Exercise prompt: Copy each line with the word "euclidien" in it.

Data records
------------------------------------------------------------
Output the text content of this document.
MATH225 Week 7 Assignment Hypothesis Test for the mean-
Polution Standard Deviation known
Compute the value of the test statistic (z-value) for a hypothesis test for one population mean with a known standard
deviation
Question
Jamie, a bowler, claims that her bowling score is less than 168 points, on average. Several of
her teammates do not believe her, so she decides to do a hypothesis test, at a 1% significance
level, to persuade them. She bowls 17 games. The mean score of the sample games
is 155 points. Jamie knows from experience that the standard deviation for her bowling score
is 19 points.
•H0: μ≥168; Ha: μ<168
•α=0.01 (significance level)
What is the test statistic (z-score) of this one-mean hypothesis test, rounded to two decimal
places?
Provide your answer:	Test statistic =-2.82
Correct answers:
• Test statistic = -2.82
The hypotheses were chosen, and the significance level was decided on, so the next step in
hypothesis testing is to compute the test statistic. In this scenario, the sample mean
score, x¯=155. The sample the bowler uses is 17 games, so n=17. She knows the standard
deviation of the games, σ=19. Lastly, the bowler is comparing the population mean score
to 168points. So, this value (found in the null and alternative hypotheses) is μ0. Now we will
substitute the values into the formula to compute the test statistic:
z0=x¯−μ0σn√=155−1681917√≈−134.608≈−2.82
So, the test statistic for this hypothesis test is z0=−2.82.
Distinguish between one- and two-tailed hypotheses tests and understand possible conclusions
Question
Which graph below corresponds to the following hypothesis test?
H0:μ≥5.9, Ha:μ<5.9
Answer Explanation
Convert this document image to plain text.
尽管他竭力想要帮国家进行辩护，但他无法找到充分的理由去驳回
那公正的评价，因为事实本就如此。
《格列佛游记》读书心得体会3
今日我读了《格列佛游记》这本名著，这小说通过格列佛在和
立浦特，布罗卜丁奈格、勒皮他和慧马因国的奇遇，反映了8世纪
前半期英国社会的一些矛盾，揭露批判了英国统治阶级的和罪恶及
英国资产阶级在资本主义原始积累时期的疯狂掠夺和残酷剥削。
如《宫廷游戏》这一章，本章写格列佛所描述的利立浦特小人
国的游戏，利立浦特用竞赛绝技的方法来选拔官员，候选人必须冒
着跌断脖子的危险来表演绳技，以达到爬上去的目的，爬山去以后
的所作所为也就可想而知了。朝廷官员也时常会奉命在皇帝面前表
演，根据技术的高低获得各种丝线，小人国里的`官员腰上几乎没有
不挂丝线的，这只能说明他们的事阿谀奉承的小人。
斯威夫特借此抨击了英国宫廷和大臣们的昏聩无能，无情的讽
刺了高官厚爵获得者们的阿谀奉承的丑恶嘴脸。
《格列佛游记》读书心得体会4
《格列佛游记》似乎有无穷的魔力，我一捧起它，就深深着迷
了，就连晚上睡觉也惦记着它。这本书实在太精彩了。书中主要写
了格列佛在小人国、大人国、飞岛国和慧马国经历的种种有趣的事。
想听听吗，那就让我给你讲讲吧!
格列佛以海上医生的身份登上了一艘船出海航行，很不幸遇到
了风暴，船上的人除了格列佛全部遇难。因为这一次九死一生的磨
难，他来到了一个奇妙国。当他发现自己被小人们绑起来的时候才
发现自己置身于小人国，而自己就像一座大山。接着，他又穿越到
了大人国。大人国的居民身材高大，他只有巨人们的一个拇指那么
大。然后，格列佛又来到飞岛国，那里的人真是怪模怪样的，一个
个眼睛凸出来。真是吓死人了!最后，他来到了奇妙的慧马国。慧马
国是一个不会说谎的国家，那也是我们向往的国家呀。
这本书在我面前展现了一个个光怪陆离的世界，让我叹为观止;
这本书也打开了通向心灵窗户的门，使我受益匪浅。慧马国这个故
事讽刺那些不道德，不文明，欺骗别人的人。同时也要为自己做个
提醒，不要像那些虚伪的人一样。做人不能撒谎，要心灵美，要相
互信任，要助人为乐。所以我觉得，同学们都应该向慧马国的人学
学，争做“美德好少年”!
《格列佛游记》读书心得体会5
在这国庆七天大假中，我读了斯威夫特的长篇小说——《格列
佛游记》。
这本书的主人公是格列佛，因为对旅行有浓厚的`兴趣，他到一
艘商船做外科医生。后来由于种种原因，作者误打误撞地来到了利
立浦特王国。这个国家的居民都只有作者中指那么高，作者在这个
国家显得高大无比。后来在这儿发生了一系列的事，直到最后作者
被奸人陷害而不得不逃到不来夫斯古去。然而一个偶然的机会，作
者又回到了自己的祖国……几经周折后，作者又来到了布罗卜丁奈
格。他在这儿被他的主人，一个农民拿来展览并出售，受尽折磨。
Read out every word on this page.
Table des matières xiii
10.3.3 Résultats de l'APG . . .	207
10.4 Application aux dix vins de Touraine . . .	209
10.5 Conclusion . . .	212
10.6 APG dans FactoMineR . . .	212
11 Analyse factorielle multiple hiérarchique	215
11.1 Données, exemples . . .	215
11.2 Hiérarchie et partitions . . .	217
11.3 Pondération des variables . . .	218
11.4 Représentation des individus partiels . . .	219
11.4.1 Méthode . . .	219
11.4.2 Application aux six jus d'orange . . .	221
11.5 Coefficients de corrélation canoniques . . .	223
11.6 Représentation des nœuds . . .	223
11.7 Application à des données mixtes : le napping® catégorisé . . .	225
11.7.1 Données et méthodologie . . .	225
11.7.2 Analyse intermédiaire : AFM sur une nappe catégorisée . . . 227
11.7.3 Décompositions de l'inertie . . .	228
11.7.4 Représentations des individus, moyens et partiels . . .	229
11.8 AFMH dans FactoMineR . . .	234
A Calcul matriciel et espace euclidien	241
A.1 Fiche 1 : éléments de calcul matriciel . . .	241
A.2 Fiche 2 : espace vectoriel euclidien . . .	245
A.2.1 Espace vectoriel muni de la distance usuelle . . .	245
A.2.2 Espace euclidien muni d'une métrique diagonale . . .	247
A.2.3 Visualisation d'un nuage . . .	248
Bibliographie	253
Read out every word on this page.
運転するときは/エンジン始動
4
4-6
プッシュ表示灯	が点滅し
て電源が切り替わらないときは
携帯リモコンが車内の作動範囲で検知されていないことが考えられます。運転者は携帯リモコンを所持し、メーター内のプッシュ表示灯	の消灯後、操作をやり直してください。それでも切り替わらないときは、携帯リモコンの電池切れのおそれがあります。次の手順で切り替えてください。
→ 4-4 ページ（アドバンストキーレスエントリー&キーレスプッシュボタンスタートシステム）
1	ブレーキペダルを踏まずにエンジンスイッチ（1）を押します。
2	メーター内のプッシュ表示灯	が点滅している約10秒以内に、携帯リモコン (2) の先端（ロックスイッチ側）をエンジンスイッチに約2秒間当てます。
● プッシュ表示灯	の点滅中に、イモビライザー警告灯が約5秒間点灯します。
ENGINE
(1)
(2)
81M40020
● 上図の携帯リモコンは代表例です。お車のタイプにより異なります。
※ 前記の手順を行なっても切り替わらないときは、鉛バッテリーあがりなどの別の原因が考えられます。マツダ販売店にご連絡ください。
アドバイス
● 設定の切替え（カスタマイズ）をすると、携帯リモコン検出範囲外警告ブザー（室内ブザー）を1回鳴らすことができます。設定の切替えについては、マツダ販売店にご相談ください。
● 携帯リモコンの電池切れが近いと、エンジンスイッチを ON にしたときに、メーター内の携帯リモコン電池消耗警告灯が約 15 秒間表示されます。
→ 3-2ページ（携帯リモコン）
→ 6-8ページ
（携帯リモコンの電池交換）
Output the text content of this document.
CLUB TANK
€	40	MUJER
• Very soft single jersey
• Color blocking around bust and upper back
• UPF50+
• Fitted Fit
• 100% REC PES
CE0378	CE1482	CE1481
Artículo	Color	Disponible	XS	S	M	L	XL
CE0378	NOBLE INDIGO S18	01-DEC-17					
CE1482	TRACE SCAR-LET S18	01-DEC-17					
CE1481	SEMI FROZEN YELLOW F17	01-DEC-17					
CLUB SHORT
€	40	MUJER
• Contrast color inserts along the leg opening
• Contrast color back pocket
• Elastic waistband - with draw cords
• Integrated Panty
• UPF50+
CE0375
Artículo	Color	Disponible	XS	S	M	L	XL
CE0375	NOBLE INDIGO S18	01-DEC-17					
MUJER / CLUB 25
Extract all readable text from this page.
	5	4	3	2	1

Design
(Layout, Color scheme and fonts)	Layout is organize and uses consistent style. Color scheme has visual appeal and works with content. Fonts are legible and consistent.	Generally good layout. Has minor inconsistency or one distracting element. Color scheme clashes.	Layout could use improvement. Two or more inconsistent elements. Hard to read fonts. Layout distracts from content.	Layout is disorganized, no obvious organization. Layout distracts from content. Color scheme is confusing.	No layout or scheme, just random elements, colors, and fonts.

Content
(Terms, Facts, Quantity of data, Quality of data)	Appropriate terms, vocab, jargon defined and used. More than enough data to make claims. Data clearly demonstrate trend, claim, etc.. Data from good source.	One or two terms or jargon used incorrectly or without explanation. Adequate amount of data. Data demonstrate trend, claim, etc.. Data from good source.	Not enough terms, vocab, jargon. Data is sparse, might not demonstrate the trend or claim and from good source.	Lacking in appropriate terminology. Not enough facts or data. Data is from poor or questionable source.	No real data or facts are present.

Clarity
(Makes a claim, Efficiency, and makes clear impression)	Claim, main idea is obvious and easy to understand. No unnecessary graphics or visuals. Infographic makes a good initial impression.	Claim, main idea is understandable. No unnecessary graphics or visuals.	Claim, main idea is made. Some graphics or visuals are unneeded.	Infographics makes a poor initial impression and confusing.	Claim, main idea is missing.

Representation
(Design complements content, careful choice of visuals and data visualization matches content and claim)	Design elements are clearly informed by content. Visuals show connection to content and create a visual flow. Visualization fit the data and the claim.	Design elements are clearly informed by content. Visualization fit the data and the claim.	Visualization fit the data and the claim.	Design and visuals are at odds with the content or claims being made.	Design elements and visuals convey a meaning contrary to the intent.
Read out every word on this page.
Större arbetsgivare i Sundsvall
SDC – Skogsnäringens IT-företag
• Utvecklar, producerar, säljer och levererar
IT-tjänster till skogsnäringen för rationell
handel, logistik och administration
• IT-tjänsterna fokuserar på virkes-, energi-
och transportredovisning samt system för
------------------------------------------------------------
Task answer:
A Calcul matriciel et espace euclidien	241
A.2 Fiche 2 : espace vectoriel euclidien . . .	245
A.2.2 Espace euclidien muni d'une métrique diagonale . . .	247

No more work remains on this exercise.